* Selected passage *
Discover Home Equity Loans Review
While Discover might be best known for its credit cards, the bank offers a number of financial products and services, including home equity loans.
Home equity loans, also known as second mortgages, can be a useful way to cover major expenses like home improvements by letting you borrow against the amount of equity in your home. However, not all lenders offer the same rates, fees or loan terms. This is why comparing lenders and choosing the one with the best rates is important, because it can help you save money across the life of your loan.
Read on to find out if Discover is the right loan provider for you.
Best for Low Fees
Discover took our top spot among the best home equity loan lenders for its low fees.
Unlike many term loan providers, Discover doesn’t charge loan origination fees, appraisal fees, application fees or closing costs. What's more, the lender doesn't charge a prepayment fee on any of its home loan products, including home equity loans.
Discover Home Equity Loans Pros and Cons
In this section, we'll take an in-depth look at Discover's strengths and weaknesses when it comes to home equity loans.
- No appraisal fees, origination fees, mortgage taxes, or other costs due at closing
- Easy online application process
- Convenient fixed repayment terms
- Home equity line of credit (HELOC) not available
Pros explained
No appraisal fees, mortgage taxes, or other costs due at closing
Many lenders charge one or more fees prior to loan disbursal in the form of closing costs, which can range somewhere between 2% and 5% of the loan amount.
Discover, on the other hand, doesn’t charge any fees at closing — definitely a huge money-saver for borrowers.
Easy online application process
Discover makes it easy to apply for a loan online. Discover will ask for some personal information, the loan amount, its intended purpose and a few other details before taking you to your loan options. The entire online loan application process can take just a few minutes to complete.
Convenient fixed repayment terms
With Discover home equity loans, you have the option to choose between 10-, 15-, 20- and 30-year term lengths. The company also offers fixed interest rates across the length of your repayment period, making it easy to plan for scheduled payments.
Cons explained
Home equity line of credit (HELOC) is not available
Home equity lines of credit (HELOCs) function similarly to home equity loans in that both loans are backed by your home's equity. However, the two loan types differ in how they function. A home equity loan is a term loan. Term loans provide a single upfront payment which you then repay over a set period of time.
By contrast, HELOCs are revolving lines of credit, which let you borrow up to a credit limit which you must then pay off in a certain time frame. However, Discover doesn’t currently offer this option.
For more information on this type of loan, take a look at our guide to the pros and cons of a home equity line of credit.
Discover Home Equity Loans Offerings
With Discover, you can choose between two home equity loan products.
Home equity loans
Traditional home equity loans provide you with a lump sum payment that's secured by the equity in your home. With Discover, you can borrow up to 90% of your home value with a minimum loan amount of $35,000 and a maximum amount of $300,000. Discover offers fixed repayment schedules for 10-, 15-, 20- and 30-year intervals. Check Discover's website for more details.
Knowing how much equity you have in your home can help you determine the loan amount you can apply for. Common uses for home equity loans include home renovations, repairs, emergency expenses and debt consolidation.

* Supplied material *
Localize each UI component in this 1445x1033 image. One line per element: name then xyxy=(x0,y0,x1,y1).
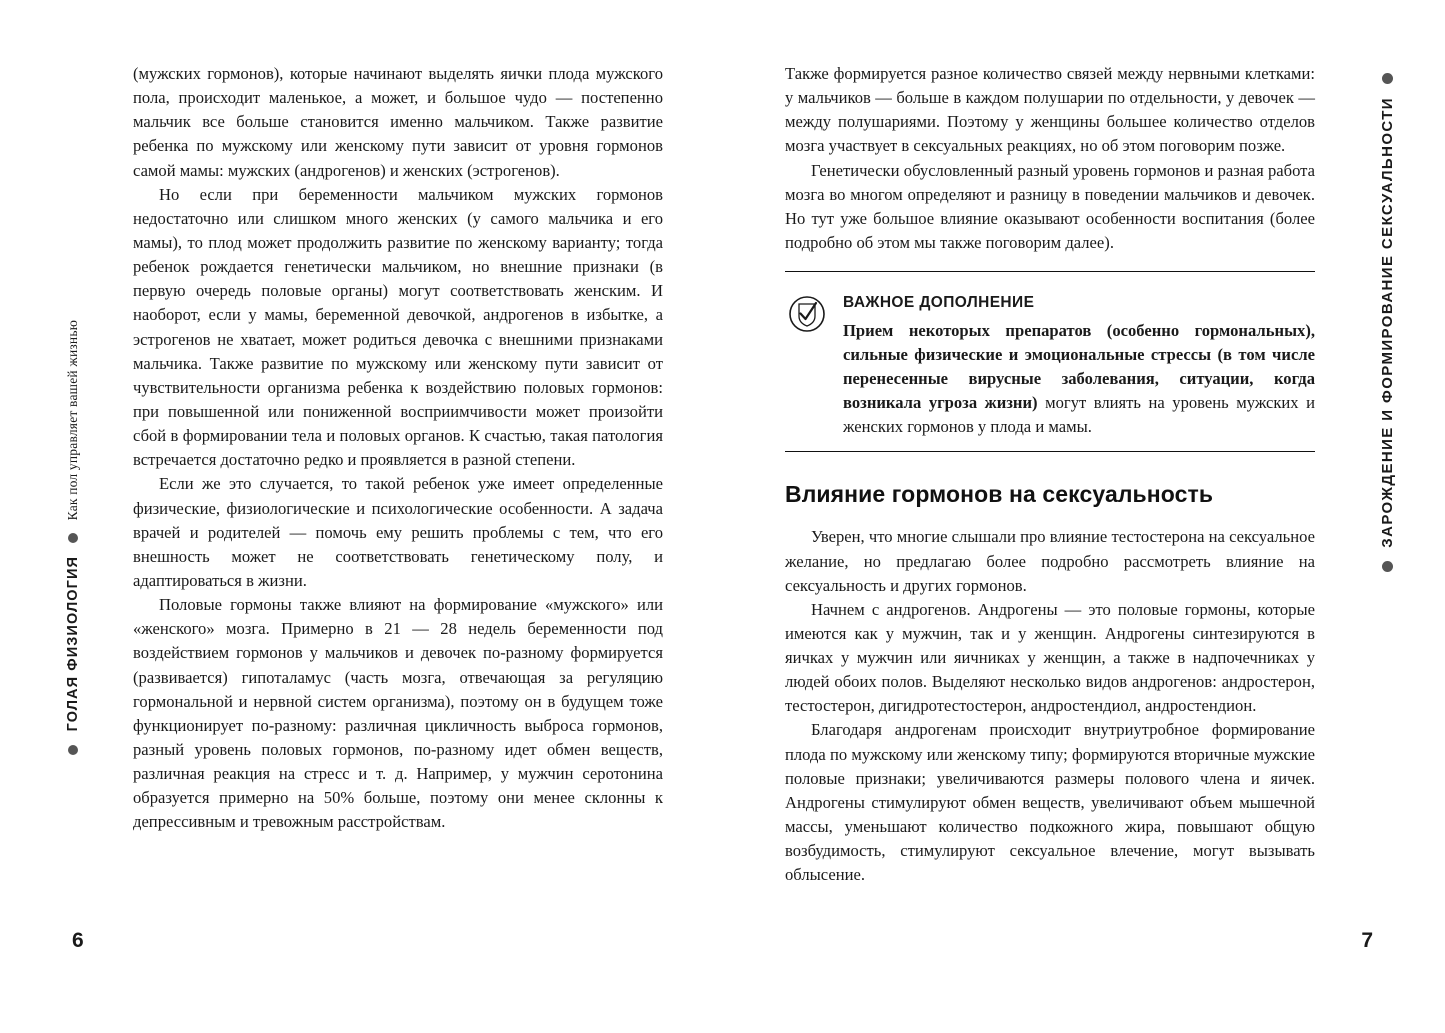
checkmark-shield-icon xyxy=(787,294,825,332)
paragraph: (мужских гормонов), которые начинают выделять яички плода мужского пола, происходит маленькое, а может, и большое чудо — постепенно мальчик все больше становится именно мальчиком. Также развитие ребенка по мужскому или женскому пути зависит от уровня гормонов самой мамы: мужских (андрогенов) и женских (эстрогенов). xyxy=(133,64,663,180)
right-running-head-section: ЗАРОЖДЕНИЕ И ФОРМИРОВАНИЕ СЕКСУАЛЬНОСТИ xyxy=(1378,97,1396,548)
page-number-right: 7 xyxy=(1361,929,1373,952)
page-number-left: 6 xyxy=(72,929,84,952)
left-running-head-chapter: Как пол управляет вашей жизнью xyxy=(65,320,80,521)
callout-divider-bottom xyxy=(785,451,1315,452)
decorative-dot-icon xyxy=(68,533,78,543)
paragraph: Благодаря андрогенам происходит внутриутробное формирование плода по мужскому или женскому типу; формируются вторичные мужские половые признаки; увеличиваются размеры полового члена и яичек. Андрогены стимулируют обмен веществ, увеличивают объем мышечной массы, уменьшают количество подкожного жира, повышают общую возбудимость, стимулируют сексуальное влечение, могут вызывать облысение. xyxy=(785,720,1315,885)
callout-body xyxy=(843,319,1315,439)
important-note-callout xyxy=(785,292,1315,439)
paragraph: Но если при беременности мальчиком мужских гормонов недостаточно или слишком много женских (у самого мальчика и его мамы), то плод может продолжить развитие по женскому варианту; тогда ребенок рождается генетически мальчиком, но внешние признаки (в первую очередь половые органы) могут соответствовать женским. И наоборот, если у мамы, беременной девочкой, андрогенов в избытке, а эстрогенов не хватает, может родиться девочка с внешними признаками мальчика. Также развитие по мужскому или женскому пути зависит от чувствительности организма ребенка к воздействию половых гормонов: при повышенной или пониженной восприимчивости может произойти сбой в формировании тела и половых органов. К счастью, такая патология встречается достаточно редко и проявляется в разной степени. xyxy=(133,184,663,470)
right-page-text-column xyxy=(785,62,1315,887)
section-heading: Влияние гормонов на сексуальность xyxy=(785,480,1214,507)
decorative-dot-icon xyxy=(1382,561,1393,572)
callout-body-rest: могут влиять на уровень мужских и женских гормонов у плода и мамы. xyxy=(843,392,1316,436)
callout-body-emphasis: Прием некоторых препаратов (особенно гормональных), сильные физические и эмоциональные стрессы (в том числе перенесенные вирусные заболевания, ситуации, когда возникала угроза жизни) xyxy=(843,320,1315,412)
paragraph: Начнем с андрогенов. Андрогены — это половые гормоны, которые имеются как у мужчин, так и у женщин. Андрогены синтезируются в яичках у мужчин или яичниках у женщин, а также в надпочечниках у людей обоих полов. Выделяют несколько видов андрогенов: андростерон, тестостерон, дигидротестостерон, андростендиол, андростендион. xyxy=(785,599,1315,716)
paragraph: Половые гормоны также влияют на формирование «мужского» или «женского» мозга. Примерно в 21 — 28 недель беременности под воздействием гормонов у мальчиков и девочек по-разному формируется (развивается) гипоталамус (часть мозга, отвечающая за регуляцию гормональной и нервной систем организма), поэтому он в будущем тоже функционирует по-разному: различная цикличность выброса гормонов, разный уровень половых гормонов, по-разному идет обмен веществ, различная реакция на стресс и т. д. Например, у мужчин серотонина образуется примерно на 50% больше, поэтому они менее склонны к депрессивным и тревожным расстройствам. xyxy=(133,595,663,832)
left-running-head xyxy=(62,320,84,880)
paragraph: Если же это случается, то такой ребенок уже имеет определенные физические, физиологические и психологические особенности. А задача врачей и родителей — помочь ему решить проблемы с тем, что его внешность может не соответствовать генетическому полу, и адаптироваться в жизни. xyxy=(133,474,663,590)
left-page xyxy=(0,0,722,1033)
callout-divider-top xyxy=(785,271,1315,272)
left-page-text-column xyxy=(133,62,663,835)
paragraph: Уверен, что многие слышали про влияние тестостерона на сексуальное желание, но предлагаю более подробно рассмотреть влияние на сексуальность и других гормонов. xyxy=(785,527,1315,595)
paragraph: Также формируется разное количество связей между нервными клетками: у мальчиков — больше в каждом полушарии по отдельности, у девочек — между полушариями. Поэтому у женщины большее количество отделов мозга участвует в сексуальных реакциях, но об этом поговорим позже. xyxy=(785,64,1315,156)
callout-title: ВАЖНОЕ ДОПОЛНЕНИЕ xyxy=(843,294,1035,312)
right-running-head xyxy=(1375,60,1399,548)
left-running-head-part: ГОЛАЯ ФИЗИОЛОГИЯ xyxy=(65,556,81,732)
paragraph: Генетически обусловленный разный уровень гормонов и разная работа мозга во многом определяют и разницу в поведении мальчиков и девочек. Но тут уже большое влияние оказывают особенности воспитания (более подробно об этом мы также поговорим далее). xyxy=(785,160,1315,252)
decorative-dot-icon xyxy=(1382,73,1393,84)
decorative-dot-icon xyxy=(68,745,78,755)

* Goal of the exercise *
Answer these questions using the Discover home equity loans review.
1. Which repayment term lengths can a borrower choose?
2. What range of the loan amount does the review give for closing costs at many lenders?
3. What are the minimum and maximum amounts Discover will lend on a home equity loan?

* Result for this task *
1. 10, 15, 20 and 30 years.
2. Between 2% and 5% of the loan amount.
3. A minimum of $35,000 and a maximum of $300,000.